> **EXERCISE GOAL**
Please give back the listing exactly, without any of its pictures.

> **INFORMATION GIVEN**

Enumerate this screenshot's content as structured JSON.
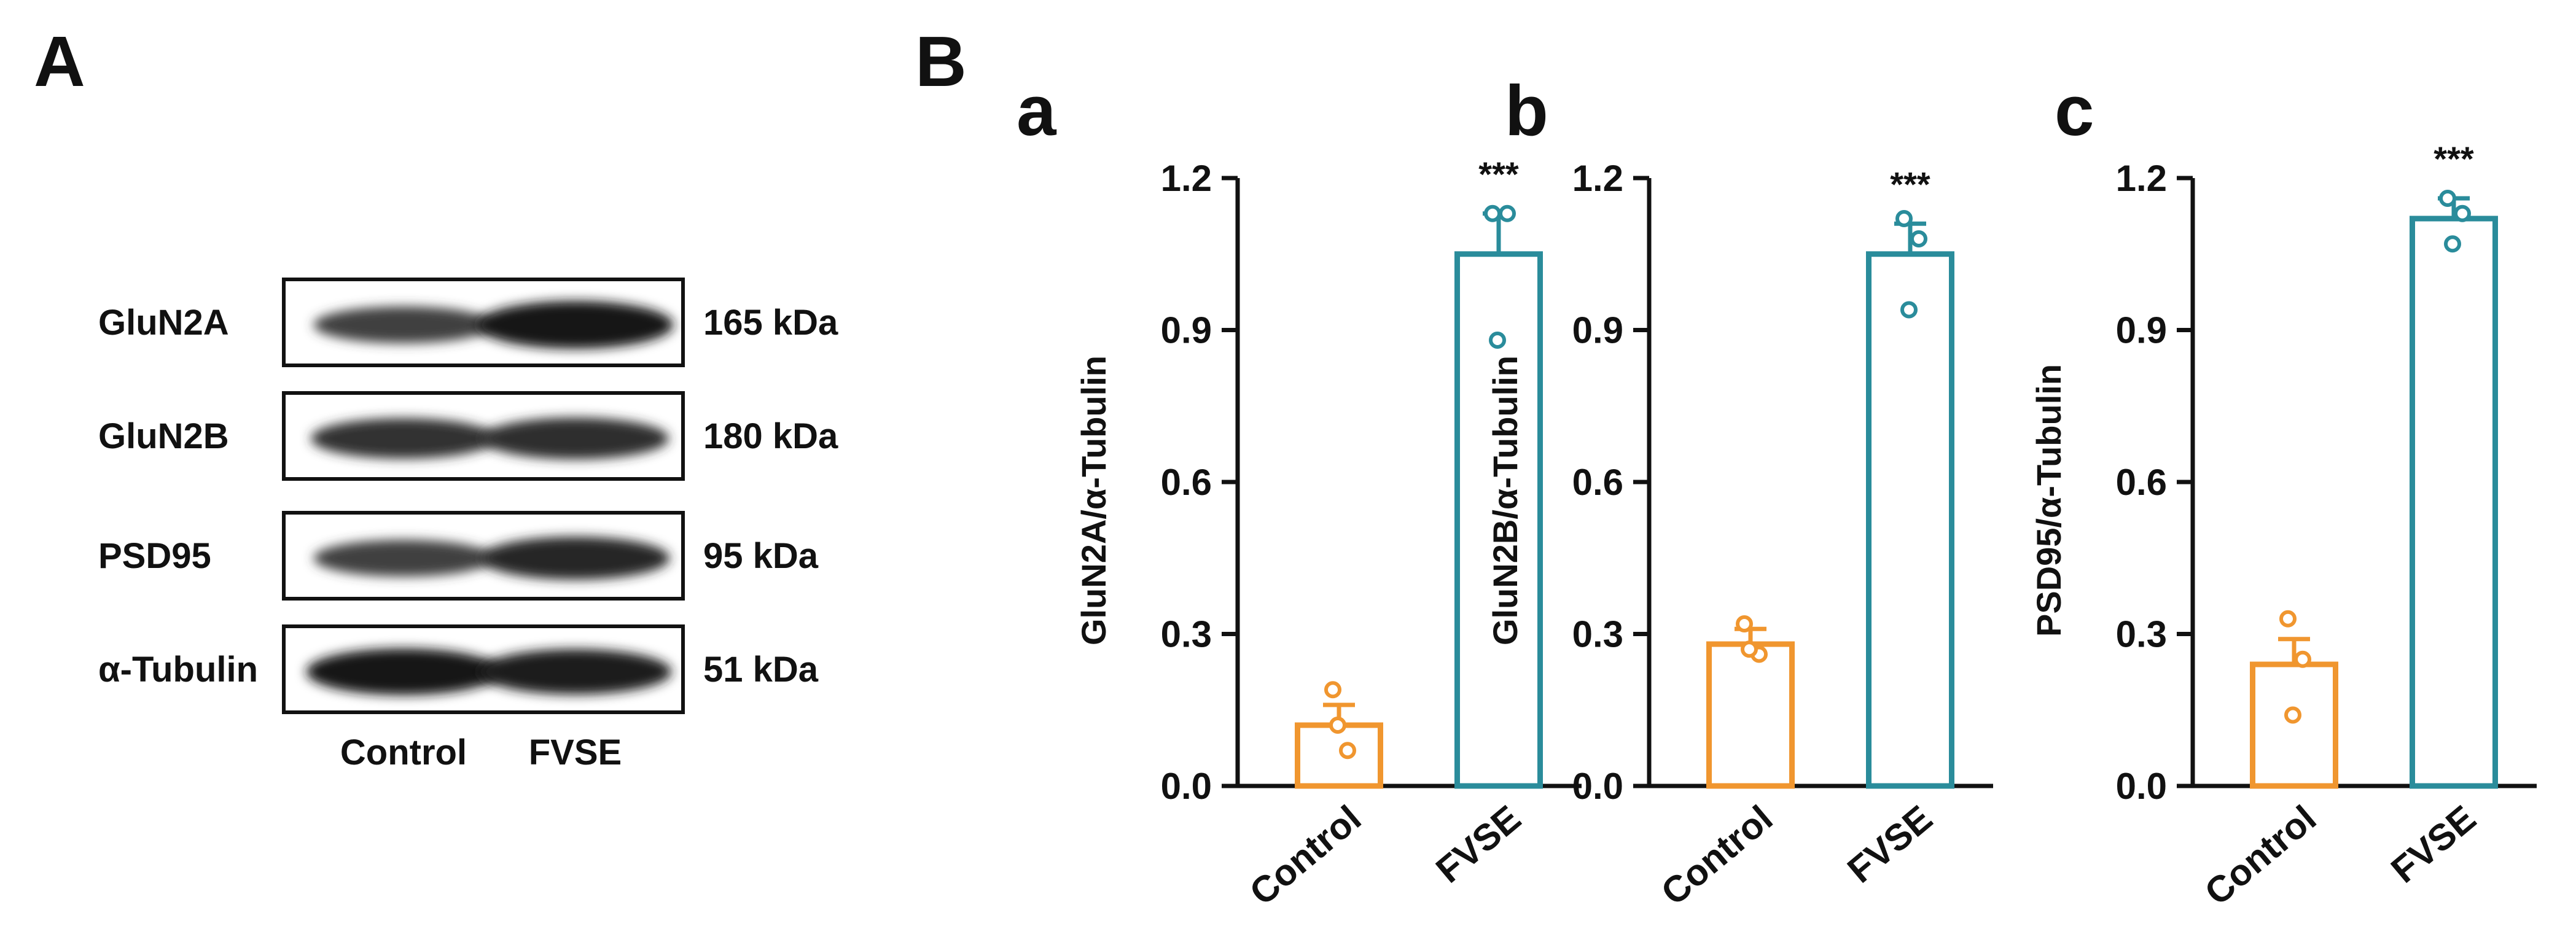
{
  "figure": {
    "panel_a_label": "A",
    "panel_b_label": "B"
  },
  "blot": {
    "rows": [
      {
        "protein": "GluN2A",
        "size": "165 kDa"
      },
      {
        "protein": "GluN2B",
        "size": "180 kDa"
      },
      {
        "protein": "PSD95",
        "size": "95 kDa"
      },
      {
        "protein": "α-Tubulin",
        "size": "51 kDa"
      }
    ],
    "lanes": [
      "Control",
      "FVSE"
    ],
    "band_intensity": [
      [
        0.55,
        1.0
      ],
      [
        0.7,
        0.75
      ],
      [
        0.55,
        0.8
      ],
      [
        0.95,
        0.9
      ]
    ]
  },
  "colors": {
    "control": "#F0962F",
    "fvse": "#2A8C9B",
    "axis": "#111111"
  },
  "chart_data": [
    {
      "type": "bar",
      "panel": "a",
      "title": "",
      "ylabel": "GluN2A/α-Tubulin",
      "xlabel": "",
      "categories": [
        "Control",
        "FVSE"
      ],
      "values": [
        0.12,
        1.05
      ],
      "errors": [
        0.04,
        0.08
      ],
      "points": [
        [
          0.19,
          0.07,
          0.12
        ],
        [
          1.13,
          1.13,
          0.88
        ]
      ],
      "ylim": [
        0,
        1.2
      ],
      "yticks": [
        "0.0",
        "0.3",
        "0.6",
        "0.9",
        "1.2"
      ],
      "significance": [
        "",
        "***"
      ]
    },
    {
      "type": "bar",
      "panel": "b",
      "title": "",
      "ylabel": "GluN2B/α-Tubulin",
      "xlabel": "",
      "categories": [
        "Control",
        "FVSE"
      ],
      "values": [
        0.28,
        1.05
      ],
      "errors": [
        0.03,
        0.06
      ],
      "points": [
        [
          0.32,
          0.26,
          0.27
        ],
        [
          1.12,
          1.08,
          0.94
        ]
      ],
      "ylim": [
        0,
        1.2
      ],
      "yticks": [
        "0.0",
        "0.3",
        "0.6",
        "0.9",
        "1.2"
      ],
      "significance": [
        "",
        "***"
      ]
    },
    {
      "type": "bar",
      "panel": "c",
      "title": "",
      "ylabel": "PSD95/α-Tubulin",
      "xlabel": "",
      "categories": [
        "Control",
        "FVSE"
      ],
      "values": [
        0.24,
        1.12
      ],
      "errors": [
        0.05,
        0.04
      ],
      "points": [
        [
          0.33,
          0.25,
          0.14
        ],
        [
          1.16,
          1.13,
          1.07
        ]
      ],
      "ylim": [
        0,
        1.2
      ],
      "yticks": [
        "0.0",
        "0.3",
        "0.6",
        "0.9",
        "1.2"
      ],
      "significance": [
        "",
        "***"
      ]
    }
  ]
}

> **SOLVED EXERCISE**
Enumerate this screenshot's content as structured JSON.
{
  "figure": {
    "panel_a_label": "A",
    "panel_b_label": "B"
  },
  "blot": {
    "rows": [
      {
        "protein": "GluN2A",
        "size": "165 kDa"
      },
      {
        "protein": "GluN2B",
        "size": "180 kDa"
      },
      {
        "protein": "PSD95",
        "size": "95 kDa"
      },
      {
        "protein": "α-Tubulin",
        "size": "51 kDa"
      }
    ],
    "lanes": [
      "Control",
      "FVSE"
    ],
    "band_intensity": [
      [
        0.55,
        1.0
      ],
      [
        0.7,
        0.75
      ],
      [
        0.55,
        0.8
      ],
      [
        0.95,
        0.9
      ]
    ]
  },
  "colors": {
    "control": "#F0962F",
    "fvse": "#2A8C9B",
    "axis": "#111111"
  },
  "chart_data": [
    {
      "type": "bar",
      "panel": "a",
      "title": "",
      "ylabel": "GluN2A/α-Tubulin",
      "xlabel": "",
      "categories": [
        "Control",
        "FVSE"
      ],
      "values": [
        0.12,
        1.05
      ],
      "errors": [
        0.04,
        0.08
      ],
      "points": [
        [
          0.19,
          0.07,
          0.12
        ],
        [
          1.13,
          1.13,
          0.88
        ]
      ],
      "ylim": [
        0,
        1.2
      ],
      "yticks": [
        "0.0",
        "0.3",
        "0.6",
        "0.9",
        "1.2"
      ],
      "significance": [
        "",
        "***"
      ]
    },
    {
      "type": "bar",
      "panel": "b",
      "title": "",
      "ylabel": "GluN2B/α-Tubulin",
      "xlabel": "",
      "categories": [
        "Control",
        "FVSE"
      ],
      "values": [
        0.28,
        1.05
      ],
      "errors": [
        0.03,
        0.06
      ],
      "points": [
        [
          0.32,
          0.26,
          0.27
        ],
        [
          1.12,
          1.08,
          0.94
        ]
      ],
      "ylim": [
        0,
        1.2
      ],
      "yticks": [
        "0.0",
        "0.3",
        "0.6",
        "0.9",
        "1.2"
      ],
      "significance": [
        "",
        "***"
      ]
    },
    {
      "type": "bar",
      "panel": "c",
      "title": "",
      "ylabel": "PSD95/α-Tubulin",
      "xlabel": "",
      "categories": [
        "Control",
        "FVSE"
      ],
      "values": [
        0.24,
        1.12
      ],
      "errors": [
        0.05,
        0.04
      ],
      "points": [
        [
          0.33,
          0.25,
          0.14
        ],
        [
          1.16,
          1.13,
          1.07
        ]
      ],
      "ylim": [
        0,
        1.2
      ],
      "yticks": [
        "0.0",
        "0.3",
        "0.6",
        "0.9",
        "1.2"
      ],
      "significance": [
        "",
        "***"
      ]
    }
  ]
}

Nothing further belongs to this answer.